:: Data lines ::

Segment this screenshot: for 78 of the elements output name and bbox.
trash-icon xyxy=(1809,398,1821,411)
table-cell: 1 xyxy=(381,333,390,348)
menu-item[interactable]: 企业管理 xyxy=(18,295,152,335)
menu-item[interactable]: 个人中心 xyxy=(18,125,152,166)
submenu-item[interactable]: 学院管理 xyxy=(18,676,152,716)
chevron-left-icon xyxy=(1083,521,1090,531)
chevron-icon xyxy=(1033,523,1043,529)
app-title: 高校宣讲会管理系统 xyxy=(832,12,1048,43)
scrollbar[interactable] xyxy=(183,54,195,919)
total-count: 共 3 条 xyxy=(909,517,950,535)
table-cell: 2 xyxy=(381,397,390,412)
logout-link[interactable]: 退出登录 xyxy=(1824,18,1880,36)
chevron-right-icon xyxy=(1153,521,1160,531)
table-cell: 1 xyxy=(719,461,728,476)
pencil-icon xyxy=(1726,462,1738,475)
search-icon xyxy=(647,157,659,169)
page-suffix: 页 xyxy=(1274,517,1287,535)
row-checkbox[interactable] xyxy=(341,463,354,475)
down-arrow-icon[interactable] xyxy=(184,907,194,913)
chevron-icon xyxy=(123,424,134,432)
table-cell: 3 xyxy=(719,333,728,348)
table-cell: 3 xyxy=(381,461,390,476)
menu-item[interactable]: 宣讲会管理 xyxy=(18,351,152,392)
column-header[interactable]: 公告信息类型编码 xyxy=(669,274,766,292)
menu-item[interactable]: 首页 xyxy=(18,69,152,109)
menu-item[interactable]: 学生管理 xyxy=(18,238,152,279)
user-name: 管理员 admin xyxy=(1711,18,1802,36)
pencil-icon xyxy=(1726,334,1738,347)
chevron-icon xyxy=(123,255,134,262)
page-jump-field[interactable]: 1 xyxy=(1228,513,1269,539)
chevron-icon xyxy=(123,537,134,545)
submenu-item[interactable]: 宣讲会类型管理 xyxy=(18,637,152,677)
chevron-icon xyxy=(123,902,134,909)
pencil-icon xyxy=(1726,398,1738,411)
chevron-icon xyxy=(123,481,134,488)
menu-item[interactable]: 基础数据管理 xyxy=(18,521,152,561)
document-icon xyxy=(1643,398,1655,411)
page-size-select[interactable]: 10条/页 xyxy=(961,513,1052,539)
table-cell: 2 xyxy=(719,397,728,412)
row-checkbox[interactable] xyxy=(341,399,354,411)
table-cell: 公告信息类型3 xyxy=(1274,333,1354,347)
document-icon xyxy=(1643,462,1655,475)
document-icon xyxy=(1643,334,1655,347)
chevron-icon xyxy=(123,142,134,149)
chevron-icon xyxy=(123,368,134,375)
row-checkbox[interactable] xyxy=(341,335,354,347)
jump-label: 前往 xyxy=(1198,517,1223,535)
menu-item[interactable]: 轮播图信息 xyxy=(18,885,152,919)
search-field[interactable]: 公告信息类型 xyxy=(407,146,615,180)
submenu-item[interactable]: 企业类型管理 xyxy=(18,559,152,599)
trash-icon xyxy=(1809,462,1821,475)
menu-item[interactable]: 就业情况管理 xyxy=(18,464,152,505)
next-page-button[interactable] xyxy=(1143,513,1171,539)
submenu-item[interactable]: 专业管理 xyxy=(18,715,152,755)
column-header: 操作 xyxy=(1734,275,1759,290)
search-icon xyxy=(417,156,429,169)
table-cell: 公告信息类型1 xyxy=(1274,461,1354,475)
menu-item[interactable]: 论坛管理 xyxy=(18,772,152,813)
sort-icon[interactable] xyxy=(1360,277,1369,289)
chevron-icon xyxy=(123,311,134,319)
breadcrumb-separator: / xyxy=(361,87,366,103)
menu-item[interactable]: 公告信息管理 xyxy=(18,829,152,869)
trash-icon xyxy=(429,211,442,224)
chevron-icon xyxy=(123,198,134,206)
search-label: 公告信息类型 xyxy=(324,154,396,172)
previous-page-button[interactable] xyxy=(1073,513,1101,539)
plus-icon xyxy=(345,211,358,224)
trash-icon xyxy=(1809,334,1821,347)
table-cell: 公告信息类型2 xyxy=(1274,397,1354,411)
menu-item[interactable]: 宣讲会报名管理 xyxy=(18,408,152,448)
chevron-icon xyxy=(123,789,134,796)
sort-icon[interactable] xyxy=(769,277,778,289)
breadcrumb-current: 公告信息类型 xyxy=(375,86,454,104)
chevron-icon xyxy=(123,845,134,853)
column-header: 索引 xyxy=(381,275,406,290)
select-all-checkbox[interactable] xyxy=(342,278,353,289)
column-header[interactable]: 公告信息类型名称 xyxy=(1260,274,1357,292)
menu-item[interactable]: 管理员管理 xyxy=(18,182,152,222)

:::
:: Data lines ::

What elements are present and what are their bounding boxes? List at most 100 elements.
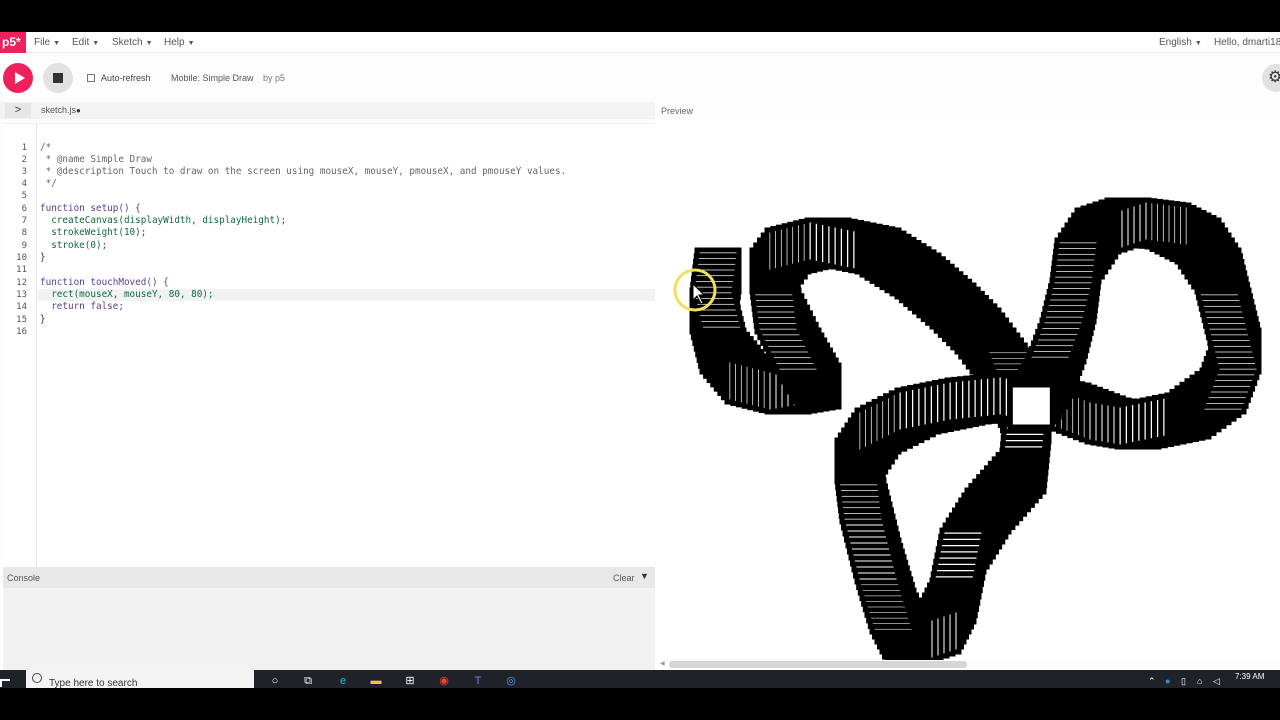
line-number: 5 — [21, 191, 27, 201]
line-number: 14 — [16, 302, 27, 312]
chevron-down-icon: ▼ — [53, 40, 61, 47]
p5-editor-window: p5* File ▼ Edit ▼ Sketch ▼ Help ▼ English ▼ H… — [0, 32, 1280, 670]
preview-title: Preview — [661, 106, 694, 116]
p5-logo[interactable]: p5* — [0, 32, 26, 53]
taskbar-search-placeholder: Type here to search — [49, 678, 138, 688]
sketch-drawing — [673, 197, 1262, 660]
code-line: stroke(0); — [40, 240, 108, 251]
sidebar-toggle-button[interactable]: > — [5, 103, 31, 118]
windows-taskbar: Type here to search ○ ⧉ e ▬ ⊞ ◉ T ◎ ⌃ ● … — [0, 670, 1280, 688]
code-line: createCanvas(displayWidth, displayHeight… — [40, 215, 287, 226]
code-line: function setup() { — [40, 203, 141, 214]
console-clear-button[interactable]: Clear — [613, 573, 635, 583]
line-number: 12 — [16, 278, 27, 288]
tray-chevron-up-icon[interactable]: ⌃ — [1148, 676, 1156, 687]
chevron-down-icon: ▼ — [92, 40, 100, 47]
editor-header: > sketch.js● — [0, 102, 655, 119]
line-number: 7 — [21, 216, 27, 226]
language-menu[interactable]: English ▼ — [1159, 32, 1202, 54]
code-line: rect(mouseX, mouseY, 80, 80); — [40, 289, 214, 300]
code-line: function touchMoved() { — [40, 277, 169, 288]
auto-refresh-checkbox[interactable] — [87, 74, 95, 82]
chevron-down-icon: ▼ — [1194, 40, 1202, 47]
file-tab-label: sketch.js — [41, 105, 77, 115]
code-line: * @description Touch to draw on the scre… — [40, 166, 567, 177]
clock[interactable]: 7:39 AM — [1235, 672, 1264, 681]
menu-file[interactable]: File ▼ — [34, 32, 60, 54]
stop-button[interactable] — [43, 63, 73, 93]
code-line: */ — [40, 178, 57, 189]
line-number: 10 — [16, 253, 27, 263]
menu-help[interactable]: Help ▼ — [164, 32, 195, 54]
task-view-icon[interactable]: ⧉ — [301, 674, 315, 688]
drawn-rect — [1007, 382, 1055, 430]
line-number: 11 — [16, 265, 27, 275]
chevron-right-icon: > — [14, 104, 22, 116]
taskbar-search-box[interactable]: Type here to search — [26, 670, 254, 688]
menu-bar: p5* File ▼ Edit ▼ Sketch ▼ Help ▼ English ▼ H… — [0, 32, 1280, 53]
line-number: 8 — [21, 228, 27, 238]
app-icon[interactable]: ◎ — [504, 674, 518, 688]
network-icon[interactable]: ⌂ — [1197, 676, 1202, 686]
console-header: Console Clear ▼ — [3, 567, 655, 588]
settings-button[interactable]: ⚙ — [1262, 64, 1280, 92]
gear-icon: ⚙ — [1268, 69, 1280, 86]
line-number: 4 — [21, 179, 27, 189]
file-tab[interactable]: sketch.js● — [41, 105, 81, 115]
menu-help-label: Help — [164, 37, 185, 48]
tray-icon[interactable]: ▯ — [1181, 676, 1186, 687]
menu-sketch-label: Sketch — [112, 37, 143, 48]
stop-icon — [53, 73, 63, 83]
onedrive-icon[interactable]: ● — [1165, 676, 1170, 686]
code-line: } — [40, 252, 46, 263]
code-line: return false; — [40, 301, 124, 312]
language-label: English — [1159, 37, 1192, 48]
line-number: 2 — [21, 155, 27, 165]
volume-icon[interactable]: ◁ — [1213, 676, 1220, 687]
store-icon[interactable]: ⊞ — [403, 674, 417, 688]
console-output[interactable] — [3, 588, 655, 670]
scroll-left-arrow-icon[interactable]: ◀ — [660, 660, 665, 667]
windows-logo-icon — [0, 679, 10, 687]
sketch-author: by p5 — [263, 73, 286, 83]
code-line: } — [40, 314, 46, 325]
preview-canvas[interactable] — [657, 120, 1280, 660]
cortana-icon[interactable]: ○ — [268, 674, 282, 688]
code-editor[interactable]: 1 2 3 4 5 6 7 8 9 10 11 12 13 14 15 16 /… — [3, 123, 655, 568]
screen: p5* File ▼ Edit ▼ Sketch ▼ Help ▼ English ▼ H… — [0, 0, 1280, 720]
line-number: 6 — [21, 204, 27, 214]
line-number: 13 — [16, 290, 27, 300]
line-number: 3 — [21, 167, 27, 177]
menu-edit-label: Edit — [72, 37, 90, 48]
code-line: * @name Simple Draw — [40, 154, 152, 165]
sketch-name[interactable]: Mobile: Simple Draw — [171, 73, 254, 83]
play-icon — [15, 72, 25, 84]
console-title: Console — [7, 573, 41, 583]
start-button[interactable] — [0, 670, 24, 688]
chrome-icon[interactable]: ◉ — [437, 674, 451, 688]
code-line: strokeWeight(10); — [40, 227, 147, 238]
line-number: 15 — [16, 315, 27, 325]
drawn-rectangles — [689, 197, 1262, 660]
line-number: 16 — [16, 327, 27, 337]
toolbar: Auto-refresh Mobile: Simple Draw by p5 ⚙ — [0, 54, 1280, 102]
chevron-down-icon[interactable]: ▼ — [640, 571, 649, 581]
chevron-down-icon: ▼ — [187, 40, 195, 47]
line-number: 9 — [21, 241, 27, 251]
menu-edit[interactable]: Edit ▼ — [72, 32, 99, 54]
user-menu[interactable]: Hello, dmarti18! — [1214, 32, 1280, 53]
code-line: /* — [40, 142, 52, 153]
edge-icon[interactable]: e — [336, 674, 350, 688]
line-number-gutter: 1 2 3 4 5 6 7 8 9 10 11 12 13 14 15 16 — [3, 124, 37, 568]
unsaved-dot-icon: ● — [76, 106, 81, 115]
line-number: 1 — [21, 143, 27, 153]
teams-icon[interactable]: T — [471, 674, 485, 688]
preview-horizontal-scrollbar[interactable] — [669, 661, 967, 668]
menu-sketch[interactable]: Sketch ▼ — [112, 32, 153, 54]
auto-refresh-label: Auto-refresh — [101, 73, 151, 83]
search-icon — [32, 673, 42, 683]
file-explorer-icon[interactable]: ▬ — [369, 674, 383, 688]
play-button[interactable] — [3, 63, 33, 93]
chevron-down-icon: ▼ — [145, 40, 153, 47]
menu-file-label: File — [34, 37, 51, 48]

:::
:: Data lines ::

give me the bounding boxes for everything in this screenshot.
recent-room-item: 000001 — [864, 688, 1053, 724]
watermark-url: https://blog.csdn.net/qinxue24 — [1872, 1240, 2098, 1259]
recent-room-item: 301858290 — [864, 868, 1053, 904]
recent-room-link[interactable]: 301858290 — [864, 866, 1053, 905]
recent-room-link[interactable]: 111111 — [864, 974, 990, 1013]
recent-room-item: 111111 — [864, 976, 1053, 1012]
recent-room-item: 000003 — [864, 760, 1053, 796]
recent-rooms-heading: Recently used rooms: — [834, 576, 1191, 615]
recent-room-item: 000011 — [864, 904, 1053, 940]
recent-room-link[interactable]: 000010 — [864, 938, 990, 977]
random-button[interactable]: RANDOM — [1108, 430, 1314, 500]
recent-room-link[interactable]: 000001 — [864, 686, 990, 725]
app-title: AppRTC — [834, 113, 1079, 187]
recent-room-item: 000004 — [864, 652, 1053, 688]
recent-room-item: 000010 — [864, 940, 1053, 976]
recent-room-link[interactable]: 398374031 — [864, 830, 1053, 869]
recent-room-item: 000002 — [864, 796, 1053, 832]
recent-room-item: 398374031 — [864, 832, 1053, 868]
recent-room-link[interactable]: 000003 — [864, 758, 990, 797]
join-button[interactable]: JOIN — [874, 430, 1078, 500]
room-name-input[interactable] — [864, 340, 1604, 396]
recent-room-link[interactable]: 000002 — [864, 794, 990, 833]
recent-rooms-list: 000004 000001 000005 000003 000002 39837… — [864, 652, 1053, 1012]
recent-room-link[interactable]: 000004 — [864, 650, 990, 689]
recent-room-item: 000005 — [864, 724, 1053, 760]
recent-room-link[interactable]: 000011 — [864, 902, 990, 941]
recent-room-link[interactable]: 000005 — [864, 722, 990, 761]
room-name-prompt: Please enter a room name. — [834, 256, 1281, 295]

:::

Please arrange the rows from the one containing "give me the" through the one containing "recent-room-link[interactable]: 000001 —" as a Markdown table with the columns Number and Row, leaving out any blank lines.

| Number | Row |
|---|---|
| 1 | give me the bounding boxes for everything in this screenshot. |
| 2 | recent-room-item: 000001 — [864, 688, 1053, 724] |
| 3 | watermark-url: https://blog.csdn.net/qinxue24 — [1872, 1240, 2098, 1259] |
| 4 | recent-room-item: 301858290 — [864, 868, 1053, 904] |
| 5 | recent-room-link[interactable]: 301858290 — [864, 866, 1053, 905] |
| 6 | recent-room-link[interactable]: 111111 — [864, 974, 990, 1013] |
| 7 | recent-room-item: 111111 — [864, 976, 1053, 1012] |
| 8 | recent-room-item: 000003 — [864, 760, 1053, 796] |
| 9 | recent-rooms-heading: Recently used rooms: — [834, 576, 1191, 615] |
| 10 | recent-room-item: 000011 — [864, 904, 1053, 940] |
| 11 | recent-room-link[interactable]: 000010 — [864, 938, 990, 977] |
| 12 | random-button[interactable]: RANDOM — [1108, 430, 1314, 500] |
| 13 | recent-room-link[interactable]: 000001 — [864, 686, 990, 725] |